Count every line below that contains "this", then state the total with no other output.

(Figure record listings)
::::::

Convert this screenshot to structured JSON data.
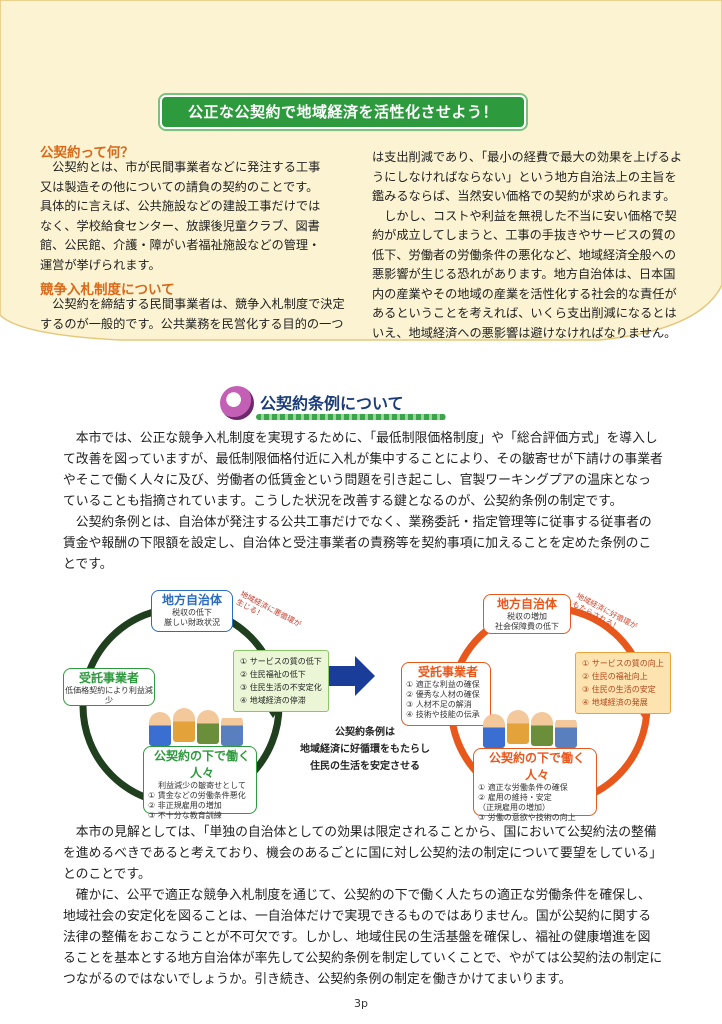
{
  "banner": {
    "title": "公正な公契約で地域経済を活性化させよう！"
  },
  "section1": {
    "heading1": "公契約って何？",
    "para1_lines": [
      "　公契約とは、市が民間事業者などに発注する工事",
      "又は製造その他についての請負の契約のことです。",
      "具体的に言えば、公共施設などの建設工事だけでは",
      "なく、学校給食センター、放課後児童クラブ、図書",
      "館、公民館、介護・障がい者福祉施設などの管理・",
      "運営が挙げられます。"
    ],
    "heading2": "競争入札制度について",
    "para2_lines": [
      "　公契約を締結する民間事業者は、競争入札制度で決定",
      "するのが一般的です。公共業務を民営化する目的の一つ"
    ],
    "right_lines": [
      "は支出削減であり、「最小の経費で最大の効果を上げるよ",
      "うにしなければならない」という地方自治法上の主旨を",
      "鑑みるならば、当然安い価格での契約が求められます。",
      "　しかし、コストや利益を無視した不当に安い価格で契",
      "約が成立してしまうと、工事の手抜きやサービスの質の",
      "低下、労働者の労働条件の悪化など、地域経済全般への",
      "悪影響が生じる恐れがあります。地方自治体は、日本国",
      "内の産業やその地域の産業を活性化する社会的な責任が",
      "あるということを考えれば、いくら支出削減になるとは",
      "いえ、地域経済への悪影響は避けなければなりません。"
    ]
  },
  "section2": {
    "heading": "公契約条例について",
    "para1": "本市では、公正な競争入札制度を実現するために、「最低制限価格制度」や「総合評価方式」を導入して改善を図っていますが、最低制限価格付近に入札が集中することにより、その皺寄せが下請けの事業者やそこで働く人々に及び、労働者の低賃金という問題を引き起こし、官製ワーキングプアの温床となっていることも指摘されています。こうした状況を改善する鍵となるのが、公契約条例の制定です。",
    "para2": "公契約条例とは、自治体が発注する公共工事だけでなく、業務委託・指定管理等に従事する従事者の賃金や報酬の下限額を設定し、自治体と受注事業者の責務等を契約事項に加えることを定めた条例のことです。"
  },
  "diagram": {
    "left": {
      "gov_title": "地方自治体",
      "gov_sub": [
        "税収の低下",
        "厳しい財政状況"
      ],
      "tilt": [
        "地域経済に悪循環が",
        "生じる！"
      ],
      "biz_title": "受託事業者",
      "biz_sub": "低価格契約により利益減少",
      "effects": [
        "① サービスの質の低下",
        "② 住民福祉の低下",
        "③ 住民生活の不安定化",
        "④ 地域経済の停滞"
      ],
      "workers_title": "公契約の下で働く人々",
      "workers_sub": "利益減少の皺寄せとして",
      "workers_list": [
        "① 賃金などの労働条件悪化",
        "② 非正規雇用の増加",
        "③ 不十分な教育訓練"
      ]
    },
    "center": [
      "公契約条例は",
      "地域経済に好循環をもたらし",
      "住民の生活を安定させる"
    ],
    "right": {
      "gov_title": "地方自治体",
      "gov_sub": [
        "税収の増加",
        "社会保障費の低下"
      ],
      "tilt": [
        "地域経済に好循環が",
        "もたらされる！"
      ],
      "biz_title": "受託事業者",
      "biz_list": [
        "① 適正な利益の確保",
        "② 優秀な人材の確保",
        "③ 人材不足の解消",
        "④ 技術や技能の伝承"
      ],
      "effects": [
        "① サービスの質の向上",
        "② 住民の福祉向上",
        "③ 住民の生活の安定",
        "④ 地域経済の発展"
      ],
      "workers_title": "公契約の下で働く人々",
      "workers_list": [
        "① 適正な労働条件の確保",
        "② 雇用の維持・安定",
        "（正規雇用の増加）",
        "③ 労働の意欲や技術の向上"
      ]
    }
  },
  "section3": {
    "para1": "本市の見解としては、「単独の自治体としての効果は限定されることから、国において公契約法の整備を進めるべきであると考えており、機会のあるごとに国に対し公契約法の制定について要望をしている」とのことです。",
    "para2": "確かに、公平で適正な競争入札制度を通じて、公契約の下で働く人たちの適正な労働条件を確保し、地域社会の安定化を図ることは、一自治体だけで実現できるものではありません。国が公契約に関する法律の整備をおこなうことが不可欠です。しかし、地域住民の生活基盤を確保し、福祉の健康増進を図ることを基本とする地方自治体が率先して公契約条例を制定していくことで、やがては公契約法の制定につながるのではないでしょうか。引き続き、公契約条例の制定を働きかけてまいります。"
  },
  "page_number": "3p",
  "colors": {
    "accent_green": "#2e9a3e",
    "orange": "#d86a1a",
    "cream": "#fbf3d2",
    "navy": "#1a3d7a"
  }
}
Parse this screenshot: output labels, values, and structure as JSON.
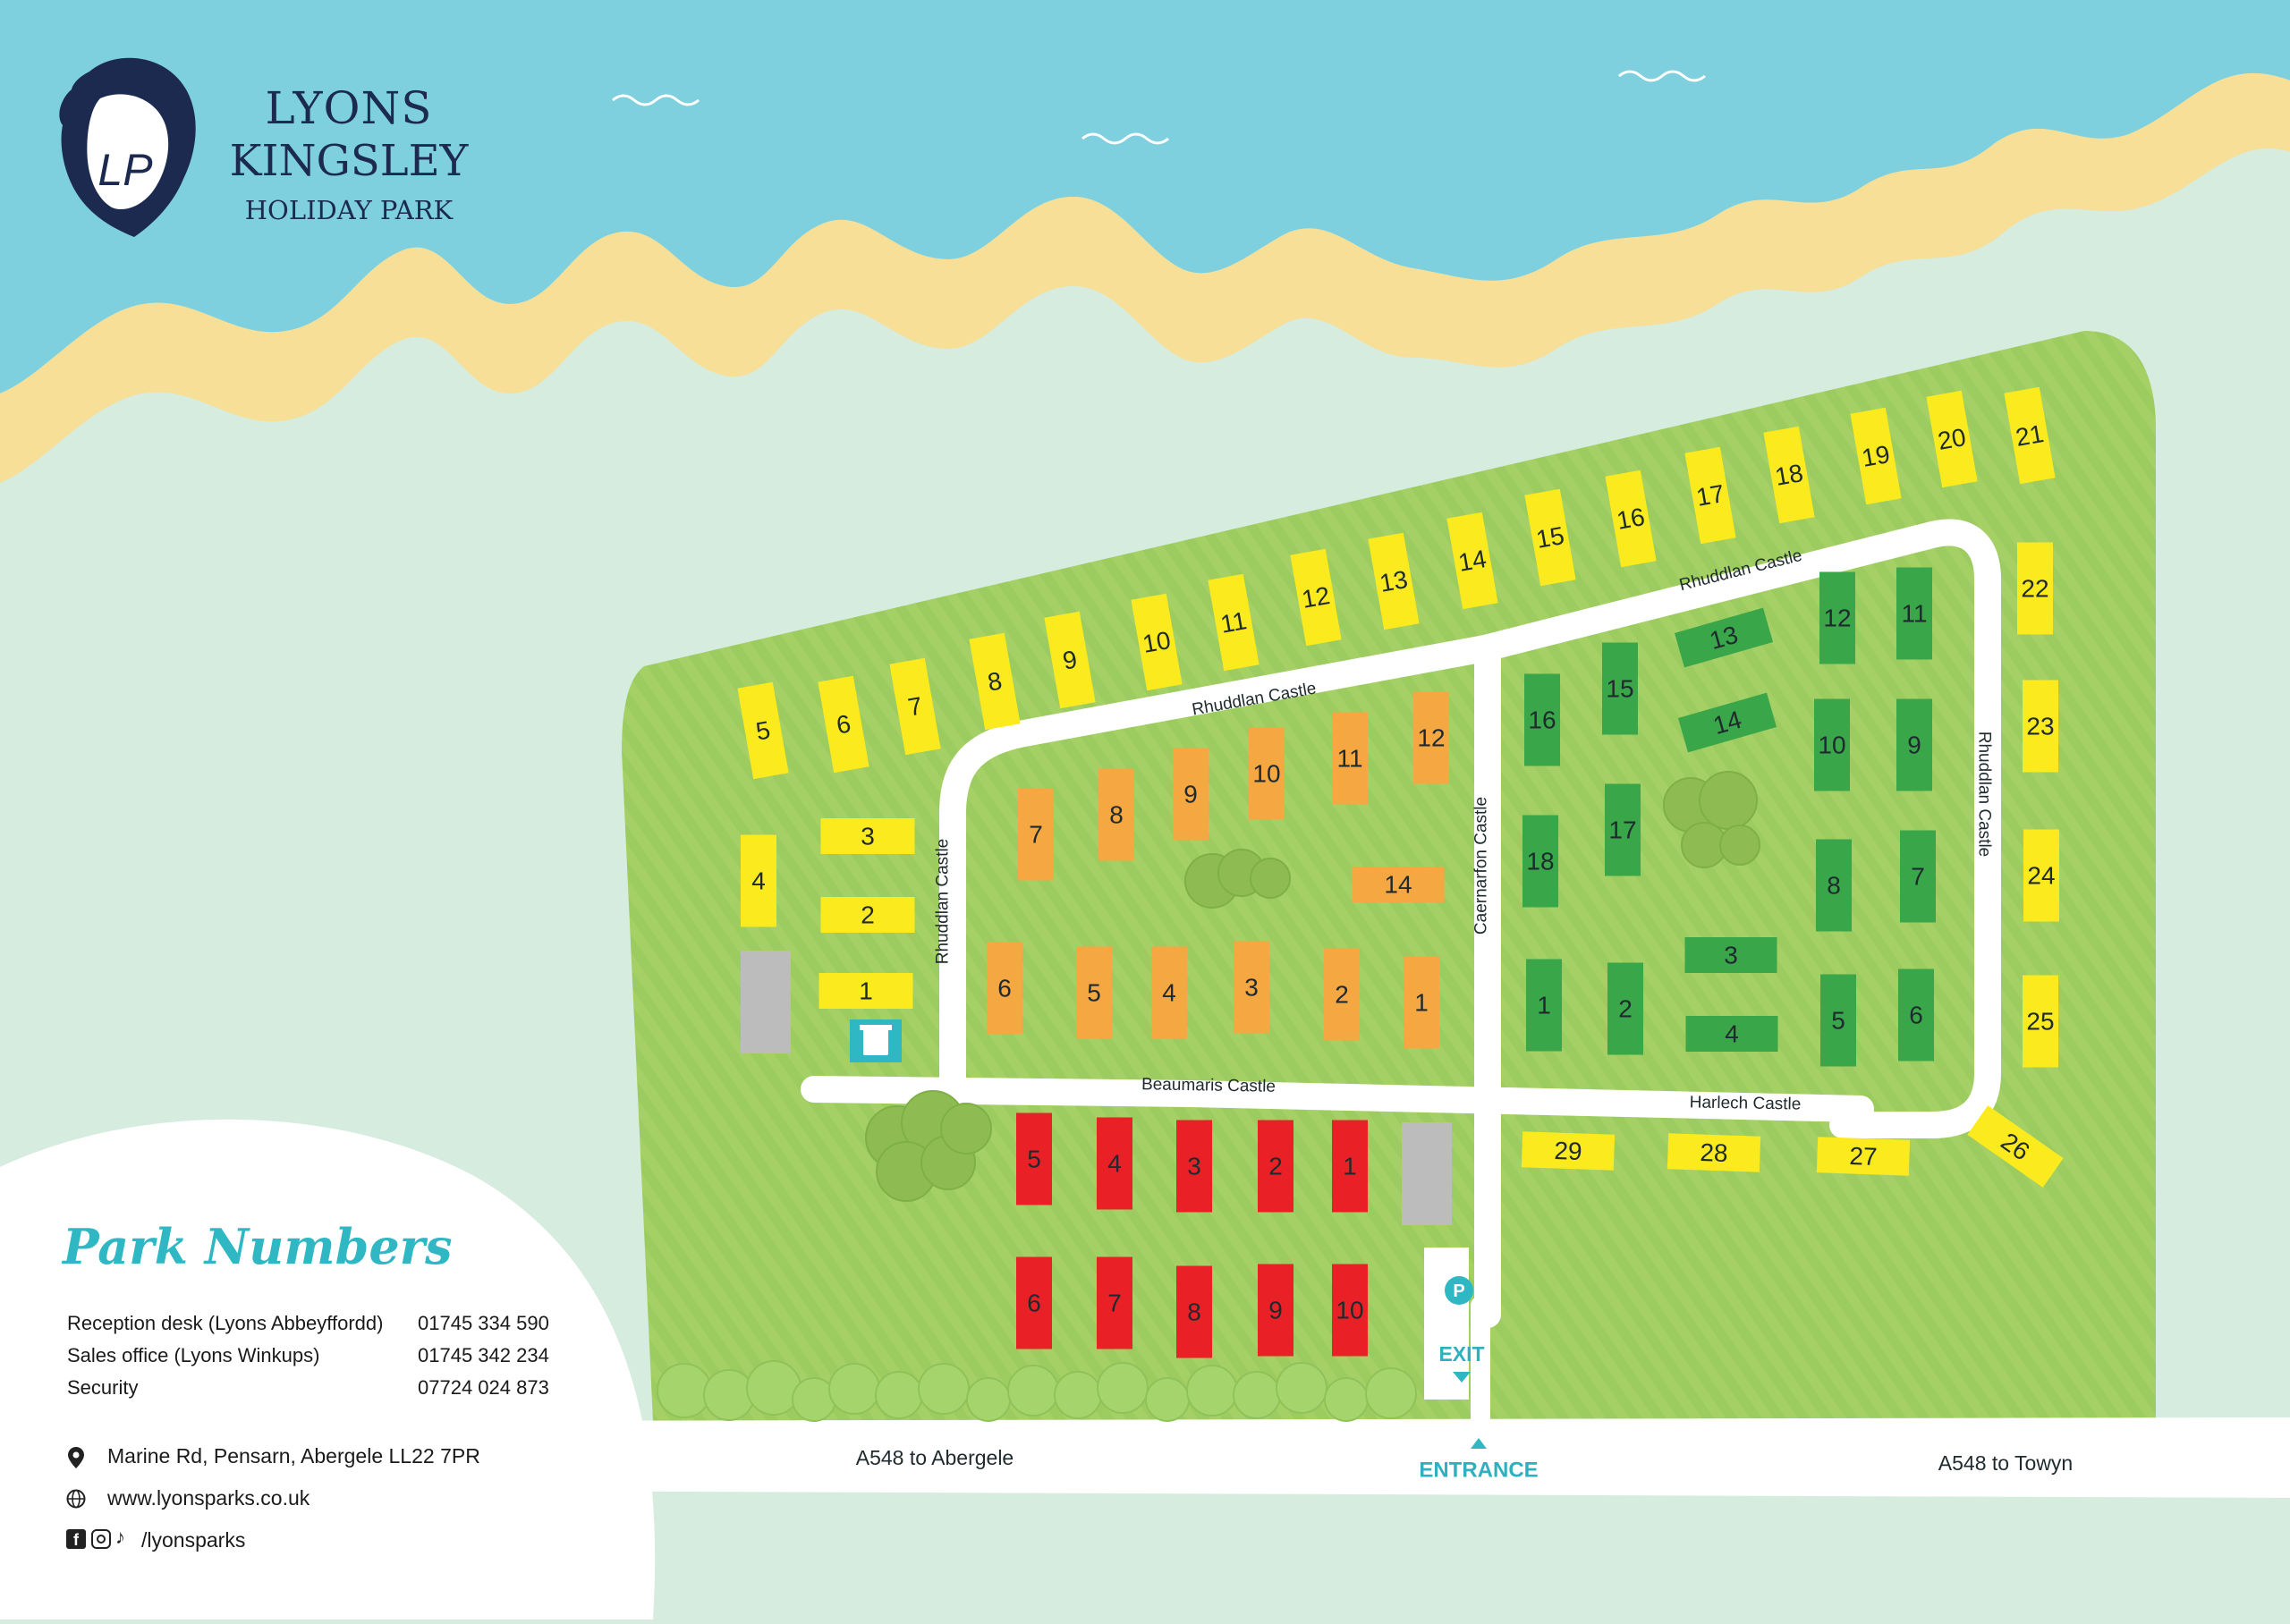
{
  "branding": {
    "line1": "LYONS",
    "line2": "KINGSLEY",
    "line3": "HOLIDAY PARK",
    "monogram": "LP",
    "logo_icon": "lion-head-icon"
  },
  "colors": {
    "sea": "#7fd0df",
    "sand": "#f7df97",
    "grass": "#9bc95e",
    "yellow_zone": "#fbea1e",
    "orange_zone": "#f5a742",
    "green_zone": "#3aa64a",
    "red_zone": "#e92127",
    "accent": "#2fb8c4"
  },
  "roads": {
    "rhuddlan_castle": "Rhuddlan Castle",
    "caernarfon_castle": "Caernarfon Castle",
    "beaumaris_castle": "Beaumaris Castle",
    "harlech_castle": "Harlech Castle",
    "a548_abergele": "A548 to Abergele",
    "a548_towyn": "A548 to Towyn"
  },
  "markers": {
    "parking": "P",
    "exit": "EXIT",
    "entrance": "ENTRANCE",
    "bin_icon": "bin-icon"
  },
  "pitches": {
    "yellow": [
      "1",
      "2",
      "3",
      "4",
      "5",
      "6",
      "7",
      "8",
      "9",
      "10",
      "11",
      "12",
      "13",
      "14",
      "15",
      "16",
      "17",
      "18",
      "19",
      "20",
      "21",
      "22",
      "23",
      "24",
      "25",
      "26",
      "27",
      "28",
      "29"
    ],
    "orange": [
      "1",
      "2",
      "3",
      "4",
      "5",
      "6",
      "7",
      "8",
      "9",
      "10",
      "11",
      "12",
      "14"
    ],
    "green": [
      "1",
      "2",
      "3",
      "4",
      "5",
      "6",
      "7",
      "8",
      "9",
      "10",
      "11",
      "12",
      "13",
      "14",
      "15",
      "16",
      "17",
      "18"
    ],
    "red": [
      "1",
      "2",
      "3",
      "4",
      "5",
      "6",
      "7",
      "8",
      "9",
      "10"
    ]
  },
  "park_numbers": {
    "title": "Park Numbers",
    "contacts": [
      {
        "label": "Reception desk (Lyons Abbeyffordd)",
        "phone": "01745 334 590"
      },
      {
        "label": "Sales office (Lyons Winkups)",
        "phone": "01745 342 234"
      },
      {
        "label": "Security",
        "phone": "07724 024 873"
      }
    ],
    "address": "Marine Rd, Pensarn, Abergele LL22 7PR",
    "website": "www.lyonsparks.co.uk",
    "social": "/lyonsparks",
    "icons": [
      "location-pin-icon",
      "globe-icon",
      "facebook-icon",
      "instagram-icon",
      "tiktok-icon"
    ]
  }
}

::::::

*Response*
2